Short problem. All of the lines below are to be transcribed faithfully, with pictures excluded from the copy.

Begin Raw records

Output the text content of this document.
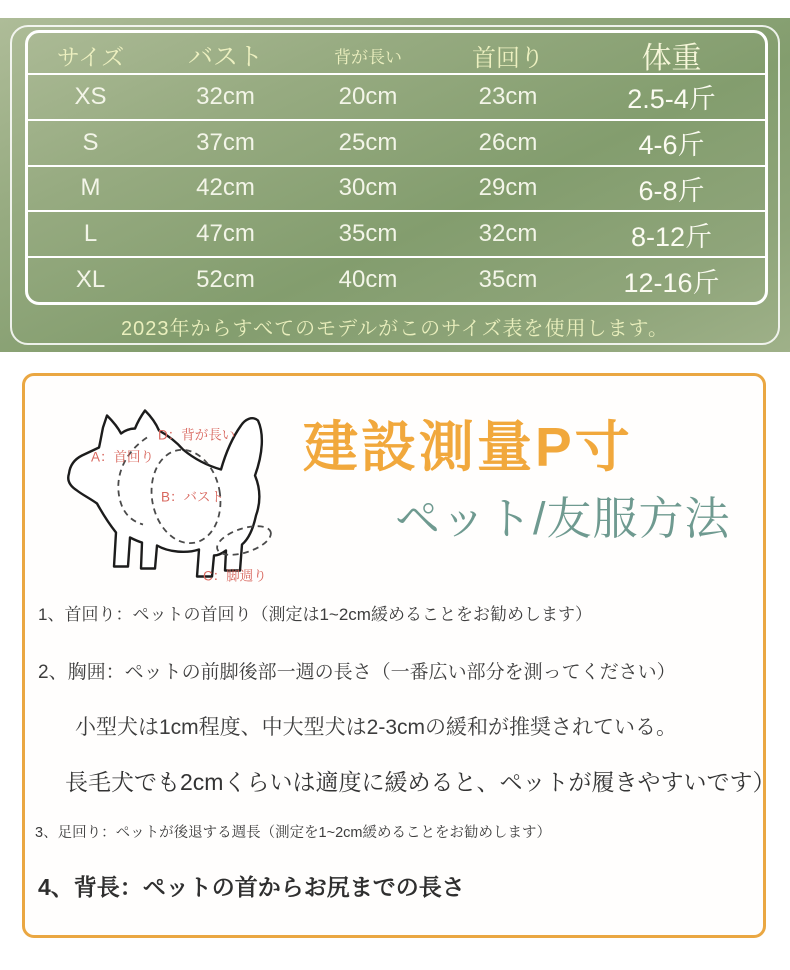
サイズ	バスト	背が長い	首回り	体重
XS	32cm	20cm	23cm	2.5-4斤
S	37cm	25cm	26cm	4-6斤
M	42cm	30cm	29cm	6-8斤
L	47cm	35cm	32cm	8-12斤
XL	52cm	40cm	35cm	12-16斤
2023年からすべてのモデルがこのサイズ表を使用します。
A：首回り
D：背が長い
B：バスト
C：脚週り
建設測量P寸
ペット/友服方法
1、首回り：ペットの首回り（測定は1~2cm緩めることをお勧めします）
2、胸囲：ペットの前脚後部一週の長さ（一番広い部分を測ってください）
小型犬は1cm程度、中大型犬は2-3cmの緩和が推奨されている。
長毛犬でも2cmくらいは適度に緩めると、ペットが履きやすいです）
3、足回り：ペットが後退する週長（測定を1~2cm緩めることをお勧めします）
4、背長：ペットの首からお尻までの長さ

End Raw records

Final result.
Output the text content of this document.
サイズ	バスト	背が長い	首回り	体重
XS	32cm	20cm	23cm	2.5-4斤
S	37cm	25cm	26cm	4-6斤
M	42cm	30cm	29cm	6-8斤
L	47cm	35cm	32cm	8-12斤
XL	52cm	40cm	35cm	12-16斤
2023年からすべてのモデルがこのサイズ表を使用します。
A：首回り
D：背が長い
B：バスト
C：脚週り
建設測量P寸
ペット/友服方法
1、首回り：ペットの首回り（測定は1~2cm緩めることをお勧めします）
2、胸囲：ペットの前脚後部一週の長さ（一番広い部分を測ってください）
小型犬は1cm程度、中大型犬は2-3cmの緩和が推奨されている。
長毛犬でも2cmくらいは適度に緩めると、ペットが履きやすいです）
3、足回り：ペットが後退する週長（測定を1~2cm緩めることをお勧めします）
4、背長：ペットの首からお尻までの長さ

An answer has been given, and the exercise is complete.